§ GIVEN REQUEST: Go through the material and pull out every line with the string "Monthly" in it.

§ DATASET RECORDS:

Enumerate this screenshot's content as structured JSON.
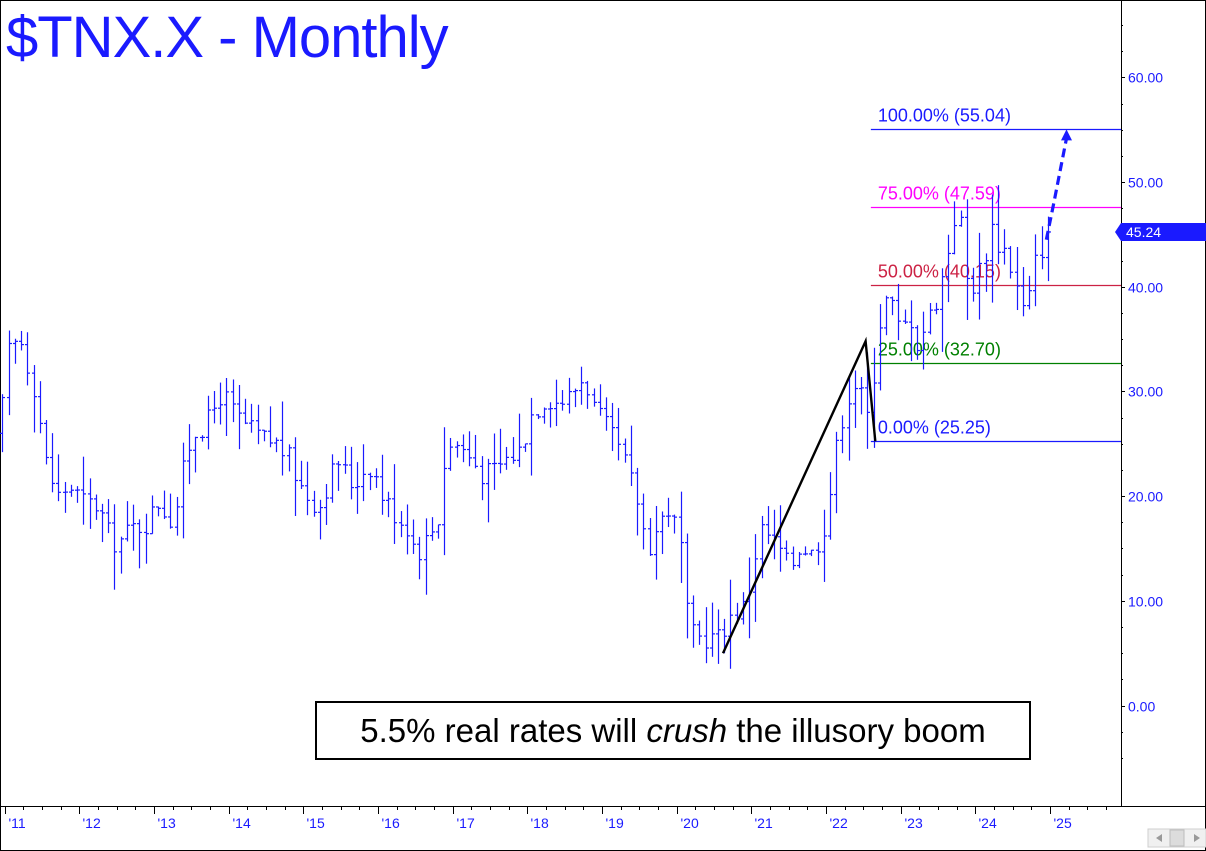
{
  "title": "$TNX.X - Monthly",
  "caption": {
    "before": "5.5% real rates will ",
    "emphasis": "crush",
    "after": " the illusory boom"
  },
  "last_price_label": "45.24",
  "colors": {
    "price_bars": "#1a1aff",
    "fib_100": "#1a1aff",
    "fib_75": "#ff00ff",
    "fib_50": "#cc2244",
    "fib_25": "#008000",
    "fib_0": "#1a1aff",
    "projection_arrow": "#1a1aff",
    "swing_lines": "#000000"
  },
  "chart_data": {
    "type": "ohlc",
    "title": "$TNX.X - Monthly",
    "x_tick_labels": [
      "'11",
      "'12",
      "'13",
      "'14",
      "'15",
      "'16",
      "'17",
      "'18",
      "'19",
      "'20",
      "'21",
      "'22",
      "'23",
      "'24",
      "'25"
    ],
    "x_range": [
      2010.95,
      2025.95
    ],
    "y_tick_labels": [
      "0.00",
      "10.00",
      "20.00",
      "30.00",
      "40.00",
      "50.00",
      "60.00"
    ],
    "y_ticks": [
      0,
      10,
      20,
      30,
      40,
      50,
      60
    ],
    "y_range": [
      -9.6,
      67.4
    ],
    "last_value": 45.24,
    "price_path": [
      [
        2010.97,
        26
      ],
      [
        2011.1,
        34
      ],
      [
        2011.25,
        35
      ],
      [
        2011.45,
        30
      ],
      [
        2011.6,
        23
      ],
      [
        2011.75,
        20
      ],
      [
        2011.9,
        21
      ],
      [
        2012.1,
        19.5
      ],
      [
        2012.3,
        19
      ],
      [
        2012.45,
        16
      ],
      [
        2012.55,
        15.5
      ],
      [
        2012.75,
        17
      ],
      [
        2012.95,
        17.5
      ],
      [
        2013.1,
        19.5
      ],
      [
        2013.3,
        17.5
      ],
      [
        2013.4,
        21.5
      ],
      [
        2013.55,
        26
      ],
      [
        2013.75,
        27
      ],
      [
        2013.95,
        30
      ],
      [
        2014.1,
        28
      ],
      [
        2014.3,
        26.5
      ],
      [
        2014.5,
        25.5
      ],
      [
        2014.7,
        25
      ],
      [
        2014.85,
        23.5
      ],
      [
        2015.0,
        21
      ],
      [
        2015.1,
        20
      ],
      [
        2015.25,
        19
      ],
      [
        2015.35,
        21
      ],
      [
        2015.5,
        23.5
      ],
      [
        2015.7,
        21
      ],
      [
        2015.85,
        22.5
      ],
      [
        2015.95,
        23
      ],
      [
        2016.1,
        20
      ],
      [
        2016.3,
        18
      ],
      [
        2016.45,
        17
      ],
      [
        2016.55,
        14.5
      ],
      [
        2016.7,
        16
      ],
      [
        2016.85,
        18
      ],
      [
        2016.95,
        24.5
      ],
      [
        2017.1,
        25
      ],
      [
        2017.3,
        23.5
      ],
      [
        2017.45,
        22
      ],
      [
        2017.6,
        22.5
      ],
      [
        2017.75,
        23.5
      ],
      [
        2017.95,
        24.5
      ],
      [
        2018.1,
        28
      ],
      [
        2018.3,
        29.5
      ],
      [
        2018.45,
        29
      ],
      [
        2018.6,
        29.5
      ],
      [
        2018.8,
        31.5
      ],
      [
        2018.95,
        28
      ],
      [
        2019.1,
        26.5
      ],
      [
        2019.3,
        24
      ],
      [
        2019.5,
        20
      ],
      [
        2019.65,
        15
      ],
      [
        2019.85,
        18
      ],
      [
        2019.95,
        19
      ],
      [
        2020.1,
        15
      ],
      [
        2020.2,
        7
      ],
      [
        2020.3,
        6.5
      ],
      [
        2020.45,
        6.5
      ],
      [
        2020.6,
        6.5
      ],
      [
        2020.75,
        8.5
      ],
      [
        2020.95,
        9.5
      ],
      [
        2021.05,
        12.5
      ],
      [
        2021.15,
        17
      ],
      [
        2021.3,
        16
      ],
      [
        2021.45,
        14.5
      ],
      [
        2021.55,
        13
      ],
      [
        2021.7,
        15.5
      ],
      [
        2021.85,
        14.5
      ],
      [
        2021.95,
        16
      ],
      [
        2022.05,
        18
      ],
      [
        2022.15,
        23.5
      ],
      [
        2022.3,
        29
      ],
      [
        2022.45,
        31
      ],
      [
        2022.6,
        27.5
      ],
      [
        2022.7,
        33
      ],
      [
        2022.8,
        39
      ],
      [
        2022.95,
        38
      ],
      [
        2023.05,
        35
      ],
      [
        2023.15,
        38
      ],
      [
        2023.25,
        34.5
      ],
      [
        2023.35,
        36
      ],
      [
        2023.5,
        38.5
      ],
      [
        2023.6,
        41
      ],
      [
        2023.75,
        46
      ],
      [
        2023.8,
        48.5
      ],
      [
        2023.9,
        43
      ],
      [
        2023.95,
        39
      ],
      [
        2024.05,
        41
      ],
      [
        2024.15,
        42.5
      ],
      [
        2024.25,
        46
      ],
      [
        2024.35,
        44
      ],
      [
        2024.45,
        43.5
      ],
      [
        2024.55,
        41
      ],
      [
        2024.65,
        38.5
      ],
      [
        2024.72,
        37
      ],
      [
        2024.82,
        42
      ],
      [
        2024.92,
        43.5
      ],
      [
        2024.97,
        45.24
      ]
    ],
    "fib_levels": [
      {
        "label": "100.00% (55.04)",
        "pct": 100.0,
        "value": 55.04,
        "color": "#1a1aff"
      },
      {
        "label": "75.00% (47.59)",
        "pct": 75.0,
        "value": 47.59,
        "color": "#ff00ff"
      },
      {
        "label": "50.00% (40.15)",
        "pct": 50.0,
        "value": 40.15,
        "color": "#cc2244"
      },
      {
        "label": "25.00% (32.70)",
        "pct": 25.0,
        "value": 32.7,
        "color": "#008000"
      },
      {
        "label": "0.00% (25.25)",
        "pct": 0.0,
        "value": 25.25,
        "color": "#1a1aff"
      }
    ],
    "fib_start_x": 2022.6,
    "swing_points": [
      [
        2020.62,
        5.0
      ],
      [
        2022.53,
        34.8
      ],
      [
        2022.66,
        25.25
      ]
    ],
    "projection": {
      "from": [
        2024.95,
        44.5
      ],
      "via": [
        2025.05,
        48.0
      ],
      "to": [
        2025.22,
        55.04
      ]
    }
  }
}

§ EXERCISE SOLUTION:
  "title": "$TNX.X - Monthly",
    "title": "$TNX.X - Monthly",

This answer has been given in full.